--- DATA LINES ---
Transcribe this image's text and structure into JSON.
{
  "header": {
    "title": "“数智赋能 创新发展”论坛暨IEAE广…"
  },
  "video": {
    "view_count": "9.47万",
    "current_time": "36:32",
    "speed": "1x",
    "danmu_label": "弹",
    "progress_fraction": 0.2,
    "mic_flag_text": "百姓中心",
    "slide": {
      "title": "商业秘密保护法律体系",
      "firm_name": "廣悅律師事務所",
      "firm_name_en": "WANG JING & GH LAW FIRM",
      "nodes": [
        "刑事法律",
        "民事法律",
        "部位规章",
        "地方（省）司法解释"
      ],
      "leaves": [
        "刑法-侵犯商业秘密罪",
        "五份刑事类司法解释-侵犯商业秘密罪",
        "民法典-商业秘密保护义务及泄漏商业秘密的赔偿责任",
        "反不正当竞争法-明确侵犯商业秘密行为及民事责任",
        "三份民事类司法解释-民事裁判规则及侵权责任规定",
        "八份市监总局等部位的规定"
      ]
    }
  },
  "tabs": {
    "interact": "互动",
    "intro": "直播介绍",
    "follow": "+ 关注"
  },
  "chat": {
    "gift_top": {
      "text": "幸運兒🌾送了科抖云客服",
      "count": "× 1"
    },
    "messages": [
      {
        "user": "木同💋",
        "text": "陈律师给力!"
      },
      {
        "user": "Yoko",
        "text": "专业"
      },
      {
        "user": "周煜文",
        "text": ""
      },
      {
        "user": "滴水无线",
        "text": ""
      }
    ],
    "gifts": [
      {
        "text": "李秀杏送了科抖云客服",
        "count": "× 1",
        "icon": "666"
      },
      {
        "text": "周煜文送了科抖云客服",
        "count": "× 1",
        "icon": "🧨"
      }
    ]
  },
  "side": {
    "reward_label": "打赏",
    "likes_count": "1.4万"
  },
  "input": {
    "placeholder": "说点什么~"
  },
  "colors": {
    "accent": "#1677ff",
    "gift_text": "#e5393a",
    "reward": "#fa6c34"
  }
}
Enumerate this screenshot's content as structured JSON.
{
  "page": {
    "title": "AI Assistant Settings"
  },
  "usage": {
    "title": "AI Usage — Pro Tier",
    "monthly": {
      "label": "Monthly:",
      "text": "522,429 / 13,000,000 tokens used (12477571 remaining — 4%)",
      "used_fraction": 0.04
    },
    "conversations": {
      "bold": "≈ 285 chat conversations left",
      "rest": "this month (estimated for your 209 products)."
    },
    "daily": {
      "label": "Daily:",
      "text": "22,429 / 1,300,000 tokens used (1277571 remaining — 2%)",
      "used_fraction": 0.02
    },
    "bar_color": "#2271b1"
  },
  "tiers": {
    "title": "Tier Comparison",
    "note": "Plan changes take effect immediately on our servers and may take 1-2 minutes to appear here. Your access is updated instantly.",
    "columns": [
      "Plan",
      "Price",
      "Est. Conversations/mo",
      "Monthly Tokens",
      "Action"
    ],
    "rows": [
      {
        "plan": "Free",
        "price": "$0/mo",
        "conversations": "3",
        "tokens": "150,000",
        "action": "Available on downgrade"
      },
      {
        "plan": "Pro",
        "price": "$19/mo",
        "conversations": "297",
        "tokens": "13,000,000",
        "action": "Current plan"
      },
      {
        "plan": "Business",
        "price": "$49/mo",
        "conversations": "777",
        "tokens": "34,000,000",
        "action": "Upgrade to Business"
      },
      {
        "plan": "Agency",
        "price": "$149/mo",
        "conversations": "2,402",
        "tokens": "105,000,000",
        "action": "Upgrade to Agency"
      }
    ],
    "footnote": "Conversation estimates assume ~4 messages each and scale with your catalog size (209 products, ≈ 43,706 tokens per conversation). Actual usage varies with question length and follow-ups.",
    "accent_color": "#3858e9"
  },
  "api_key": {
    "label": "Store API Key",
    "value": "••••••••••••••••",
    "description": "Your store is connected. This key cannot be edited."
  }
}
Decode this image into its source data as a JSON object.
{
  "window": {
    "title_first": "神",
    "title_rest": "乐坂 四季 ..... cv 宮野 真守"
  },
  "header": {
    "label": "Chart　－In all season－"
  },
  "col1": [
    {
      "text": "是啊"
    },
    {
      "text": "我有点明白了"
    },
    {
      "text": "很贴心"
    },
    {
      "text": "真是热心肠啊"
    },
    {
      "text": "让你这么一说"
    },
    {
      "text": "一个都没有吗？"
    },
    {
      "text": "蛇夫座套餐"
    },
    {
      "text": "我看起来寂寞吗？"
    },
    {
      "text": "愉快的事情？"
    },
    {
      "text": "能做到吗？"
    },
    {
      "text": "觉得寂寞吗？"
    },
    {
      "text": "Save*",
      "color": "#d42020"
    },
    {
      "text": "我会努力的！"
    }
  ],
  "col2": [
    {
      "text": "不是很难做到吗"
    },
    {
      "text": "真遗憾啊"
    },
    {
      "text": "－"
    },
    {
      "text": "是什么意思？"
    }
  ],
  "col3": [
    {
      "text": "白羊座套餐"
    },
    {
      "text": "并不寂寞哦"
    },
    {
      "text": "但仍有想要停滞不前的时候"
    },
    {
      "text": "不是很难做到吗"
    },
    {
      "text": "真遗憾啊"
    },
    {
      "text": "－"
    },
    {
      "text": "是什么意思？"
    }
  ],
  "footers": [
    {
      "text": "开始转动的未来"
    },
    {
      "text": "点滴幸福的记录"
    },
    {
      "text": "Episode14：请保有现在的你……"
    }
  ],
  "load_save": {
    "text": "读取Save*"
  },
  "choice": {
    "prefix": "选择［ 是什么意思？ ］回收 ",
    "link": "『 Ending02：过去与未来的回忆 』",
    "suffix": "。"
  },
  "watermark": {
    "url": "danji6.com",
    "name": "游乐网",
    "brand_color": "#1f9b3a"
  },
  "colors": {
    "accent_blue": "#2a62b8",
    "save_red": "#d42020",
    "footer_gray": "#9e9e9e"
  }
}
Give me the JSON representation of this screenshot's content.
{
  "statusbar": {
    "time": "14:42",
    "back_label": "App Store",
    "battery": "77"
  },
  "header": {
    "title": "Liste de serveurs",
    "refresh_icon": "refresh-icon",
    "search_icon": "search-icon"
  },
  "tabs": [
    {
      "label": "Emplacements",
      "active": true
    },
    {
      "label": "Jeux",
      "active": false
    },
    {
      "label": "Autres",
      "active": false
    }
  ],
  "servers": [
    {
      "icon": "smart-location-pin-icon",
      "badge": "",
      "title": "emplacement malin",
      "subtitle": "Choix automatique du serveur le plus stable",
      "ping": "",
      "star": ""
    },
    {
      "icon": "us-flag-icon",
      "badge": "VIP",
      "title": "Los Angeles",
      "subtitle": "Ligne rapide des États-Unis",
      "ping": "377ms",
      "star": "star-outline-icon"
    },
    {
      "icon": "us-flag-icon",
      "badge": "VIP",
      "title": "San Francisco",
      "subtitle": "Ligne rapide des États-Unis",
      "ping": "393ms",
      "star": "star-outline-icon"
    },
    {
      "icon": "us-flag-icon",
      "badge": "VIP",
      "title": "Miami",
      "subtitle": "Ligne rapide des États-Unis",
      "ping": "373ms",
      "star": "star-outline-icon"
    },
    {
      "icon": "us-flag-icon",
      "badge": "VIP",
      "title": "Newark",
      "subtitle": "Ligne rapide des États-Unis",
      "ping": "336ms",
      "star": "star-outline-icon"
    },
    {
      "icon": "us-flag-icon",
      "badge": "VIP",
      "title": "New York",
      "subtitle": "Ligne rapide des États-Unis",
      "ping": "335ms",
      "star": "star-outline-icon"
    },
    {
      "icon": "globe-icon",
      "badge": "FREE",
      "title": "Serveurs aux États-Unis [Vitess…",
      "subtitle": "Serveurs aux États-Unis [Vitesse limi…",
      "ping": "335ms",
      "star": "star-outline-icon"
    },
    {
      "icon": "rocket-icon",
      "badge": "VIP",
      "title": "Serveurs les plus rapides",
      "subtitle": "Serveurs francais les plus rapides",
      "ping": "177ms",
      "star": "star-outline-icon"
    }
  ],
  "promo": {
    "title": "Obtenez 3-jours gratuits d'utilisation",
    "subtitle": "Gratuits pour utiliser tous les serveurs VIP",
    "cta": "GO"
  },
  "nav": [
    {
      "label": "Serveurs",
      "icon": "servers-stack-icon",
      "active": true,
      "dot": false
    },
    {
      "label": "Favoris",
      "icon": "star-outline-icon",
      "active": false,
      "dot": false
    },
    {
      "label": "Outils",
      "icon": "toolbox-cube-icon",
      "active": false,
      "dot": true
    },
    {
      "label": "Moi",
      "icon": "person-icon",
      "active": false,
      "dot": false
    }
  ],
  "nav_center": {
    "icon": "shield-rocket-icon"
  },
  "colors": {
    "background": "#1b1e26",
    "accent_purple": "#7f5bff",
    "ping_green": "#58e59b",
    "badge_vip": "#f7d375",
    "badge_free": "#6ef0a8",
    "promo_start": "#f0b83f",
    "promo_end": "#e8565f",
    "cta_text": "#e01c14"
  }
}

--- EXERCISE OBJECTIVE ---
Show every line in the records above that contains the word "plus".

--- REPLY ---
      "subtitle": "Choix automatique du serveur le plus stable",
      "title": "Serveurs les plus rapides",
      "subtitle": "Serveurs francais les plus rapides",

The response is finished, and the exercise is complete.